Part of a data file
────────────────

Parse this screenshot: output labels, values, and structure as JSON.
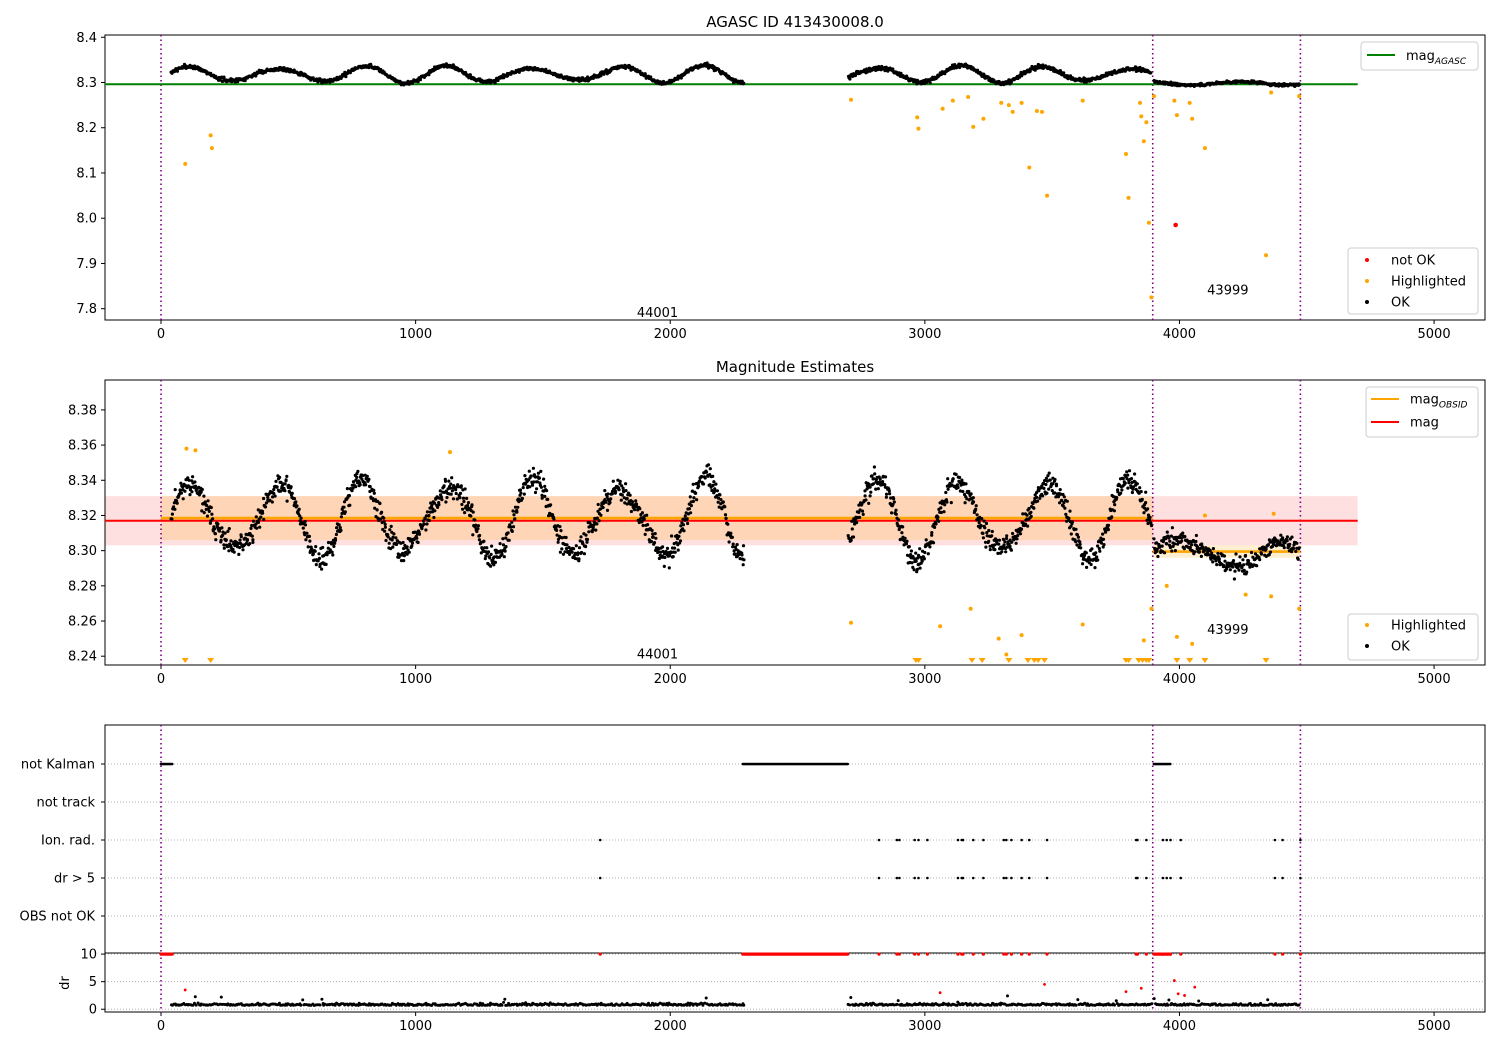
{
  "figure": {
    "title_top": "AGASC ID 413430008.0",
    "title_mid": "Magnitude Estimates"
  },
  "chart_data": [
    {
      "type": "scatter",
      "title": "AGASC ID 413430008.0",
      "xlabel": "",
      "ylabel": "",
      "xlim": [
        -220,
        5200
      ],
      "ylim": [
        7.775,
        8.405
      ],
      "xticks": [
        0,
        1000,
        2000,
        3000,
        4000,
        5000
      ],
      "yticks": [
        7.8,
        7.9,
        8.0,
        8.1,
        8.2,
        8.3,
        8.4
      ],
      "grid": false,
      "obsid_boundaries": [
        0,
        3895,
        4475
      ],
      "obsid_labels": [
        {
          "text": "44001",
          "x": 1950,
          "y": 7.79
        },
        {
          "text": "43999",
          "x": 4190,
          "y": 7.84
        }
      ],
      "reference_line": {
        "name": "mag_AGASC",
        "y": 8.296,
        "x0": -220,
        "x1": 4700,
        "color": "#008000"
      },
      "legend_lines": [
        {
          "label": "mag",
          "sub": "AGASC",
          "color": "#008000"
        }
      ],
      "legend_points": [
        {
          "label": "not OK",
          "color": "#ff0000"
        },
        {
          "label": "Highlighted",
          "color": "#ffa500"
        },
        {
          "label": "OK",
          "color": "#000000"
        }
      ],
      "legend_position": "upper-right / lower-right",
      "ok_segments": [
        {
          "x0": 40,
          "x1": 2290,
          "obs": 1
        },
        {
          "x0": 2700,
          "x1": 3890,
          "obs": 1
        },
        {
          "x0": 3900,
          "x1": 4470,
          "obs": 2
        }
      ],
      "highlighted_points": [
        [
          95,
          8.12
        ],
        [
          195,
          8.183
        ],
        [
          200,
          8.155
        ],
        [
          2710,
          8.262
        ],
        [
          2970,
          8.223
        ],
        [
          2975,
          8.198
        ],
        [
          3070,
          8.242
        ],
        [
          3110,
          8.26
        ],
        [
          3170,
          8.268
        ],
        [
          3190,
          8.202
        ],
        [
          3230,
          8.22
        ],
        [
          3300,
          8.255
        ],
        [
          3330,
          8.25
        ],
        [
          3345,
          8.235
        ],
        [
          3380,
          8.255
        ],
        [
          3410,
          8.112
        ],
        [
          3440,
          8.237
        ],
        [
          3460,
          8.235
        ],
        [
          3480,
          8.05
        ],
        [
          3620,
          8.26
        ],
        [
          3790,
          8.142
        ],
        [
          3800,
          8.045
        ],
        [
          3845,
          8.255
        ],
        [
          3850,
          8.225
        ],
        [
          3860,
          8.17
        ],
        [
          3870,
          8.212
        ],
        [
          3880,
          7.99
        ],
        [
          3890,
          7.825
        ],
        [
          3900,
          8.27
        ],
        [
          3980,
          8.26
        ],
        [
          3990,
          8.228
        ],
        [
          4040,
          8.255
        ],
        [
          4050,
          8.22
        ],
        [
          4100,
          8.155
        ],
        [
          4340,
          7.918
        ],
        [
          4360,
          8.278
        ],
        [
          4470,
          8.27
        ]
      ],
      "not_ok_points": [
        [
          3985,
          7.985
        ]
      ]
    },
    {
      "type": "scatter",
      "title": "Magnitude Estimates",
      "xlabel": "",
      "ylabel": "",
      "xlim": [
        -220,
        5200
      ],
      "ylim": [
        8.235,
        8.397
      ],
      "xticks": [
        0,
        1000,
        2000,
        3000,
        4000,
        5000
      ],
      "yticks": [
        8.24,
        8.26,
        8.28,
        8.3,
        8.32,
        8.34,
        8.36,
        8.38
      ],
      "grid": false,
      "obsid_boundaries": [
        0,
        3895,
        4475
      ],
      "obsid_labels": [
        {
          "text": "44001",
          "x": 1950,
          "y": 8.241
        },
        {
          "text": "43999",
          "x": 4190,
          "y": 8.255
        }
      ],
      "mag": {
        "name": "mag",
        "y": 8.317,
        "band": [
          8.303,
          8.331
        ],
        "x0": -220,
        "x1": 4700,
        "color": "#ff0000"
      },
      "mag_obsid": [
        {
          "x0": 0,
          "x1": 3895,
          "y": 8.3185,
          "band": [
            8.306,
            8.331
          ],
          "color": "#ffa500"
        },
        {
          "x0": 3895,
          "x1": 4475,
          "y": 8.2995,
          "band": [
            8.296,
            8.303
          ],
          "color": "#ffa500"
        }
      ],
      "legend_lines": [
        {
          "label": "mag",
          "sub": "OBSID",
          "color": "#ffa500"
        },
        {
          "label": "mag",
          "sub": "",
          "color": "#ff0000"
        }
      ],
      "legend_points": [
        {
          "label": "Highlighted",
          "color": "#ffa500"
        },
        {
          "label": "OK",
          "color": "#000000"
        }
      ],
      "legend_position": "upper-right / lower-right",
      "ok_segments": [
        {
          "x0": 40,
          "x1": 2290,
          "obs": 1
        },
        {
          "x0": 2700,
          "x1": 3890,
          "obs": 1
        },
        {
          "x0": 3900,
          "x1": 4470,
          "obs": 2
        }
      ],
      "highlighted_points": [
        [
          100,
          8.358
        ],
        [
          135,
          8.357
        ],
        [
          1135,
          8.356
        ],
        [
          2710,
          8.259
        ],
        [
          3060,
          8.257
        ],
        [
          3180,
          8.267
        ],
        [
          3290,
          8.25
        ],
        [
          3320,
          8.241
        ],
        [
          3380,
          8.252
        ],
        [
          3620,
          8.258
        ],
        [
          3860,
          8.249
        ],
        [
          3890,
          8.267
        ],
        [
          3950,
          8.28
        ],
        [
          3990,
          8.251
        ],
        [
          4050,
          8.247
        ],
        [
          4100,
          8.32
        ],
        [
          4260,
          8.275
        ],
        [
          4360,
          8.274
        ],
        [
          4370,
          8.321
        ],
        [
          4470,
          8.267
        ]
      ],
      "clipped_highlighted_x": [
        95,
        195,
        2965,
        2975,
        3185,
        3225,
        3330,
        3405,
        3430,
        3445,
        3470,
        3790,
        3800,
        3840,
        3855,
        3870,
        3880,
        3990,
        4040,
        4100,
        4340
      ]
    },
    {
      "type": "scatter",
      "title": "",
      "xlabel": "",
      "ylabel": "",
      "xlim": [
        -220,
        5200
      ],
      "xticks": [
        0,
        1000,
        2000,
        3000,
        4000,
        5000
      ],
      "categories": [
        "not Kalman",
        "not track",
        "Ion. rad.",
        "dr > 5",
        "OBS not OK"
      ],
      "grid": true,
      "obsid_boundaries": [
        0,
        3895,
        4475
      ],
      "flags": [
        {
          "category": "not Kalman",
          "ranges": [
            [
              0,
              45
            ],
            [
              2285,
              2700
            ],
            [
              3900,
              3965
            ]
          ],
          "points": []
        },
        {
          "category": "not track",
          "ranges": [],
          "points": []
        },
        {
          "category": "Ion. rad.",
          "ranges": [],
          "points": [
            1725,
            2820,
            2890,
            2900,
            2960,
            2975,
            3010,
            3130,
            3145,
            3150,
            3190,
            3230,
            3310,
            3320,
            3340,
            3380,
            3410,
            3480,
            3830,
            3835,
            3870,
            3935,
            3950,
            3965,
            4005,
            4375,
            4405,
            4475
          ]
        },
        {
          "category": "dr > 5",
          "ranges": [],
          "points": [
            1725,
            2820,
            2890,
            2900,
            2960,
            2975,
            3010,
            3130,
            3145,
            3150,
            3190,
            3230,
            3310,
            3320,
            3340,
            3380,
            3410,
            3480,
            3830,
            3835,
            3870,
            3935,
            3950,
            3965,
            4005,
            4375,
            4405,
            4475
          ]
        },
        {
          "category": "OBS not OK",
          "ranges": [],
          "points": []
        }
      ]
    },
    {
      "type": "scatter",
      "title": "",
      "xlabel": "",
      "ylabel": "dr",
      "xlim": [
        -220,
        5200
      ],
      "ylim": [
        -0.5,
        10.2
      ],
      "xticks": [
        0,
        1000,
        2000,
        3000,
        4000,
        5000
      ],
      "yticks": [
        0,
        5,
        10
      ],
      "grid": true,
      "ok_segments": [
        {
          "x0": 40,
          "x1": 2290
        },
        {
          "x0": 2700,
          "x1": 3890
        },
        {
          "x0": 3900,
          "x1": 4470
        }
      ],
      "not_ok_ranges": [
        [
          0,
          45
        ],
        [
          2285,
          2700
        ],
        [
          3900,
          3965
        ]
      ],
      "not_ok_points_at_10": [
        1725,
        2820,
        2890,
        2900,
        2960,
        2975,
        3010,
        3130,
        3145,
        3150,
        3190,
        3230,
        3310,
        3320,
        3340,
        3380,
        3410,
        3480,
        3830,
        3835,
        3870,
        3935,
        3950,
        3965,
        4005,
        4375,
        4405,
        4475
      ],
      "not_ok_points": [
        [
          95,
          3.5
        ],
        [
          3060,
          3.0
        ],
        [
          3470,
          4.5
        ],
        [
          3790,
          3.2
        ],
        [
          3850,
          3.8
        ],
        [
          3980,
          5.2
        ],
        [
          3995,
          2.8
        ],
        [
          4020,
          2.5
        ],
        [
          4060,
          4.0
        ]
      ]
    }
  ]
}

────────────────

→ Exercise instructions: In the entries above, find the lines containing the word "Estimates" and say how many there are, with no other words.

→ Solution to this exercise: 2